DIRECTIVE
Check each line of the material. Copy those containing "values".

EXCERPTED RECORDS
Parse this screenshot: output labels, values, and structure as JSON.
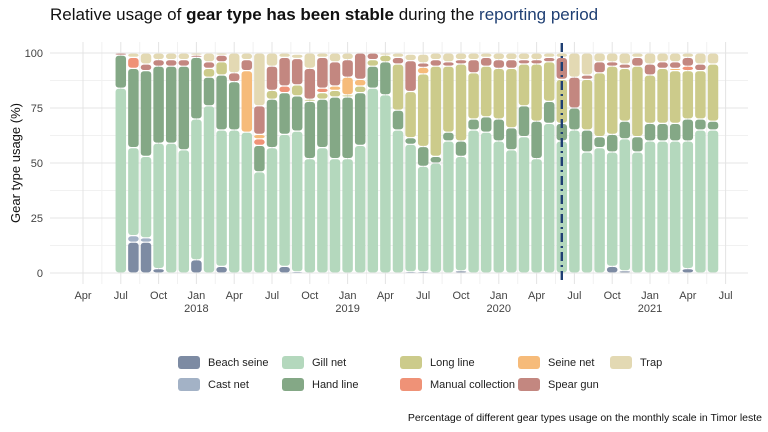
{
  "title": {
    "prefix": "Relative usage of ",
    "bold": "gear type has been stable",
    "middle": "  during the ",
    "accent": "reporting period",
    "accent_color": "#1f3f73"
  },
  "caption": "Percentage of different gear types usage on the monthly scale in Timor leste",
  "colors": {
    "beach": "#7d8ba3",
    "cast": "#a3b2c6",
    "gill": "#b4d8bd",
    "hand": "#84a886",
    "long": "#cccb8b",
    "manual": "#ef9277",
    "seine": "#f6bb7a",
    "spear": "#c38780",
    "trap": "#e3d9b3"
  },
  "chart_data": {
    "type": "bar",
    "stacked": true,
    "ylabel": "Gear type usage (%)",
    "ylim": [
      0,
      100
    ],
    "yticks": [
      0,
      25,
      50,
      75,
      100
    ],
    "grid": true,
    "legend_position": "bottom",
    "x_ticks": [
      {
        "month": "2017-04",
        "label": "Apr",
        "year": ""
      },
      {
        "month": "2017-07",
        "label": "Jul",
        "year": ""
      },
      {
        "month": "2017-10",
        "label": "Oct",
        "year": ""
      },
      {
        "month": "2018-01",
        "label": "Jan",
        "year": "2018"
      },
      {
        "month": "2018-04",
        "label": "Apr",
        "year": ""
      },
      {
        "month": "2018-07",
        "label": "Jul",
        "year": ""
      },
      {
        "month": "2018-10",
        "label": "Oct",
        "year": ""
      },
      {
        "month": "2019-01",
        "label": "Jan",
        "year": "2019"
      },
      {
        "month": "2019-04",
        "label": "Apr",
        "year": ""
      },
      {
        "month": "2019-07",
        "label": "Jul",
        "year": ""
      },
      {
        "month": "2019-10",
        "label": "Oct",
        "year": ""
      },
      {
        "month": "2020-01",
        "label": "Jan",
        "year": "2020"
      },
      {
        "month": "2020-04",
        "label": "Apr",
        "year": ""
      },
      {
        "month": "2020-07",
        "label": "Jul",
        "year": ""
      },
      {
        "month": "2020-10",
        "label": "Oct",
        "year": ""
      },
      {
        "month": "2021-01",
        "label": "Jan",
        "year": "2021"
      },
      {
        "month": "2021-04",
        "label": "Apr",
        "year": ""
      },
      {
        "month": "2021-07",
        "label": "Jul",
        "year": ""
      }
    ],
    "reference_line": {
      "month": "2020-06",
      "style": "dash-dot",
      "color": "#1f3f73"
    },
    "series": [
      {
        "key": "beach",
        "name": "Beach seine"
      },
      {
        "key": "cast",
        "name": "Cast net"
      },
      {
        "key": "gill",
        "name": "Gill net"
      },
      {
        "key": "hand",
        "name": "Hand line"
      },
      {
        "key": "long",
        "name": "Long line"
      },
      {
        "key": "manual",
        "name": "Manual collection"
      },
      {
        "key": "seine",
        "name": "Seine net"
      },
      {
        "key": "spear",
        "name": "Spear gun"
      },
      {
        "key": "trap",
        "name": "Trap"
      }
    ],
    "months": [
      "2017-07",
      "2017-08",
      "2017-09",
      "2017-10",
      "2017-11",
      "2017-12",
      "2018-01",
      "2018-02",
      "2018-03",
      "2018-04",
      "2018-05",
      "2018-06",
      "2018-07",
      "2018-08",
      "2018-09",
      "2018-10",
      "2018-11",
      "2018-12",
      "2019-01",
      "2019-02",
      "2019-03",
      "2019-04",
      "2019-05",
      "2019-06",
      "2019-07",
      "2019-08",
      "2019-09",
      "2019-10",
      "2019-11",
      "2019-12",
      "2020-01",
      "2020-02",
      "2020-03",
      "2020-04",
      "2020-05",
      "2020-06",
      "2020-07",
      "2020-08",
      "2020-09",
      "2020-10",
      "2020-11",
      "2020-12",
      "2021-01",
      "2021-02",
      "2021-03",
      "2021-04",
      "2021-05",
      "2021-06"
    ],
    "values": {
      "beach": [
        0,
        14,
        14,
        2,
        0,
        0,
        6,
        0,
        3,
        0,
        0,
        0,
        0,
        3,
        0.5,
        0,
        0,
        0,
        0,
        0,
        0,
        0,
        0,
        0.5,
        0.5,
        0,
        0,
        1,
        0,
        0,
        0,
        0,
        0,
        0,
        0,
        0,
        0,
        0,
        0,
        3,
        1,
        0,
        0,
        0,
        0,
        2,
        0,
        0
      ],
      "cast": [
        0,
        3,
        2,
        0,
        0,
        0,
        0,
        0,
        0,
        0,
        0,
        0,
        0,
        0,
        0,
        0,
        0,
        0,
        0,
        0,
        0,
        0,
        0,
        0,
        0,
        0,
        0,
        0,
        0,
        0,
        0,
        0,
        0,
        0,
        0,
        0,
        0,
        0,
        0,
        0,
        0,
        0,
        0,
        0,
        0,
        0,
        0,
        0
      ],
      "gill": [
        84,
        40,
        37,
        57,
        59,
        56,
        64,
        76,
        62,
        65,
        64,
        46,
        57,
        60,
        64,
        52,
        57,
        52,
        52,
        58,
        84,
        81,
        65,
        58,
        48,
        50,
        60,
        52,
        65,
        64,
        60,
        56,
        62,
        52,
        68,
        60,
        65,
        55,
        57,
        52,
        60,
        55,
        60,
        60,
        60,
        58,
        65,
        65
      ],
      "hand": [
        15,
        36,
        39,
        35,
        35,
        38,
        28,
        13,
        25,
        22,
        0,
        12,
        22,
        19,
        16,
        26,
        22,
        28,
        28,
        24,
        10,
        15,
        9,
        3,
        9,
        3,
        4,
        7,
        5,
        7,
        10,
        10,
        14,
        17,
        10,
        8,
        10,
        10,
        5,
        8,
        8,
        7,
        8,
        8,
        8,
        10,
        5,
        4
      ],
      "long": [
        0,
        0,
        0,
        0,
        0,
        0,
        0,
        4,
        6,
        0,
        0,
        0,
        4,
        0,
        5,
        1,
        3,
        3,
        1,
        3,
        3,
        3,
        21,
        21,
        33,
        41,
        30,
        35,
        21,
        23,
        23,
        27,
        19,
        26,
        18,
        20,
        0,
        23,
        29,
        31,
        24,
        32,
        22,
        25,
        24,
        22,
        22,
        26
      ],
      "manual": [
        0,
        5,
        0,
        0,
        0,
        0,
        0,
        0,
        0,
        0,
        0,
        3,
        0,
        3,
        0,
        0,
        2,
        0,
        0,
        0,
        0,
        0,
        0,
        0,
        0,
        0,
        0,
        0,
        0,
        0,
        0,
        0,
        0,
        0,
        0,
        0,
        0,
        0,
        0,
        0,
        0,
        0,
        0,
        0,
        0,
        2,
        0,
        0
      ],
      "seine": [
        0,
        0,
        0,
        0,
        0,
        0,
        0,
        0,
        0,
        0,
        28,
        2,
        0,
        0,
        0,
        0,
        0,
        2,
        8,
        3,
        0,
        0,
        0,
        0,
        3,
        0,
        0,
        0,
        0,
        0,
        0,
        0,
        0,
        0,
        0,
        0,
        0,
        0,
        0,
        0,
        0,
        0,
        0,
        0,
        1,
        0,
        0,
        0
      ],
      "spear": [
        1,
        0,
        3,
        3,
        3,
        3,
        1,
        3,
        3,
        4,
        5,
        13,
        11,
        13,
        12,
        14,
        14,
        11,
        8,
        12,
        3,
        0,
        3,
        14,
        2,
        3,
        2,
        2,
        6,
        4,
        4,
        4,
        2,
        2,
        2,
        10,
        14,
        2,
        5,
        2,
        2,
        4,
        5,
        3,
        3,
        4,
        3,
        0
      ],
      "trap": [
        0,
        2,
        5,
        3,
        3,
        3,
        1,
        4,
        1,
        9,
        3,
        24,
        6,
        2,
        2,
        7,
        2,
        4,
        3,
        0,
        0,
        1,
        2,
        3,
        4,
        3,
        4,
        3,
        3,
        2,
        3,
        3,
        3,
        3,
        2,
        2,
        11,
        10,
        4,
        4,
        5,
        2,
        5,
        4,
        4,
        2,
        5,
        5
      ]
    }
  }
}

COMPLETE OUTPUT
Parse this screenshot: output labels, values, and structure as JSON.
    "values": {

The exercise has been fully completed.